Your objective :: Could you show each line of the records that contains the word "Newberg"?
'''
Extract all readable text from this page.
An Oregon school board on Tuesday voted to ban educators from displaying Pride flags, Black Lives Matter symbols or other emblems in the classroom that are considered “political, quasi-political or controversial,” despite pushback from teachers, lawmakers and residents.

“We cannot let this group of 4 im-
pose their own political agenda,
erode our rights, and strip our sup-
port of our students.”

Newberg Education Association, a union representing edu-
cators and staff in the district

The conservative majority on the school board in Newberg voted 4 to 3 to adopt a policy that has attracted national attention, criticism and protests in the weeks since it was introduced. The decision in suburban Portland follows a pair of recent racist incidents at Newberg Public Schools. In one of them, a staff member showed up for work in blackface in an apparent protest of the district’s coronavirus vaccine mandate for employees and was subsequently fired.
'''
Expected output ::
Newberg Education Association, a union representing edu-
The conservative majority on the school board in Newberg voted 4 to 3 to adopt a policy that has attracted national attention, criticism and protests in the weeks since it was introduced. The decision in suburban Portland follows a pair of recent racist incidents at Newberg Public Schools. In one of them, a staff member showed up for work in blackface in an apparent protest of the district’s coronavirus vaccine mandate for employees and was subsequently fired.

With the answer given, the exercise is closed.